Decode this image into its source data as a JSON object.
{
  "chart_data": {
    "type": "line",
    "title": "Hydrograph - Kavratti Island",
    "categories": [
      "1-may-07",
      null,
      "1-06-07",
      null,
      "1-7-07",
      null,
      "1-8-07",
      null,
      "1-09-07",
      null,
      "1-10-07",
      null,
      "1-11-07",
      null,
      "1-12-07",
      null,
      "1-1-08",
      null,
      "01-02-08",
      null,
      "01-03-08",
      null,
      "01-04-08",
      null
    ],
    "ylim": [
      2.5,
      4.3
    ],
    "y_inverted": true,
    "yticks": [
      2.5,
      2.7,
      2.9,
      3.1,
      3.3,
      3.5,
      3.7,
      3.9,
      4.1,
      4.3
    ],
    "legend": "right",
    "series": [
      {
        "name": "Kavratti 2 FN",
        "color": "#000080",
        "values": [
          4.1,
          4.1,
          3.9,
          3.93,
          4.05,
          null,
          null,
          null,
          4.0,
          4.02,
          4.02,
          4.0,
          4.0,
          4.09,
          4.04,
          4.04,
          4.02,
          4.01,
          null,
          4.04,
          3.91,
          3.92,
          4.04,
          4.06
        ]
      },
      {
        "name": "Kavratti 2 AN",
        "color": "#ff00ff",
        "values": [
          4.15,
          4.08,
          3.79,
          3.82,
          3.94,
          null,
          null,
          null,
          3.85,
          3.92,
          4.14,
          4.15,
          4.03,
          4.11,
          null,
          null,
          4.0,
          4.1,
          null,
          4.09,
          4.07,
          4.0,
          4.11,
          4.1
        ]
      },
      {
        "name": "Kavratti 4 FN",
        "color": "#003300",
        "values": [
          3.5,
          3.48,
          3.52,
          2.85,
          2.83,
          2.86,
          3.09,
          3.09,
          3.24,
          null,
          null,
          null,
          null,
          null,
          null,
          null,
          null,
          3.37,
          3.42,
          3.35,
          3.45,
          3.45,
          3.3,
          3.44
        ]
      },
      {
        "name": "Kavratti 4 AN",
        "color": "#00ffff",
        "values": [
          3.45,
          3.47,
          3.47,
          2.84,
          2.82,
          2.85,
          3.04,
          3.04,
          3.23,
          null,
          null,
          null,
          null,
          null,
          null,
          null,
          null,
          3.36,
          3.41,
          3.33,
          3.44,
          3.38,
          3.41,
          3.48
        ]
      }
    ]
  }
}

----

• _INSTRUCTION_
Output each record precisely as given.

• _PROBLEM SOLUTION_
Decode this image into its source data as a JSON object.
{
  "chart_data": {
    "type": "line",
    "title": "Hydrograph - Kavratti Island",
    "categories": [
      "1-may-07",
      null,
      "1-06-07",
      null,
      "1-7-07",
      null,
      "1-8-07",
      null,
      "1-09-07",
      null,
      "1-10-07",
      null,
      "1-11-07",
      null,
      "1-12-07",
      null,
      "1-1-08",
      null,
      "01-02-08",
      null,
      "01-03-08",
      null,
      "01-04-08",
      null
    ],
    "ylim": [
      2.5,
      4.3
    ],
    "y_inverted": true,
    "yticks": [
      2.5,
      2.7,
      2.9,
      3.1,
      3.3,
      3.5,
      3.7,
      3.9,
      4.1,
      4.3
    ],
    "legend": "right",
    "series": [
      {
        "name": "Kavratti 2 FN",
        "color": "#000080",
        "values": [
          4.1,
          4.1,
          3.9,
          3.93,
          4.05,
          null,
          null,
          null,
          4.0,
          4.02,
          4.02,
          4.0,
          4.0,
          4.09,
          4.04,
          4.04,
          4.02,
          4.01,
          null,
          4.04,
          3.91,
          3.92,
          4.04,
          4.06
        ]
      },
      {
        "name": "Kavratti 2 AN",
        "color": "#ff00ff",
        "values": [
          4.15,
          4.08,
          3.79,
          3.82,
          3.94,
          null,
          null,
          null,
          3.85,
          3.92,
          4.14,
          4.15,
          4.03,
          4.11,
          null,
          null,
          4.0,
          4.1,
          null,
          4.09,
          4.07,
          4.0,
          4.11,
          4.1
        ]
      },
      {
        "name": "Kavratti 4 FN",
        "color": "#003300",
        "values": [
          3.5,
          3.48,
          3.52,
          2.85,
          2.83,
          2.86,
          3.09,
          3.09,
          3.24,
          null,
          null,
          null,
          null,
          null,
          null,
          null,
          null,
          3.37,
          3.42,
          3.35,
          3.45,
          3.45,
          3.3,
          3.44
        ]
      },
      {
        "name": "Kavratti 4 AN",
        "color": "#00ffff",
        "values": [
          3.45,
          3.47,
          3.47,
          2.84,
          2.82,
          2.85,
          3.04,
          3.04,
          3.23,
          null,
          null,
          null,
          null,
          null,
          null,
          null,
          null,
          3.36,
          3.41,
          3.33,
          3.44,
          3.38,
          3.41,
          3.48
        ]
      }
    ]
  }
}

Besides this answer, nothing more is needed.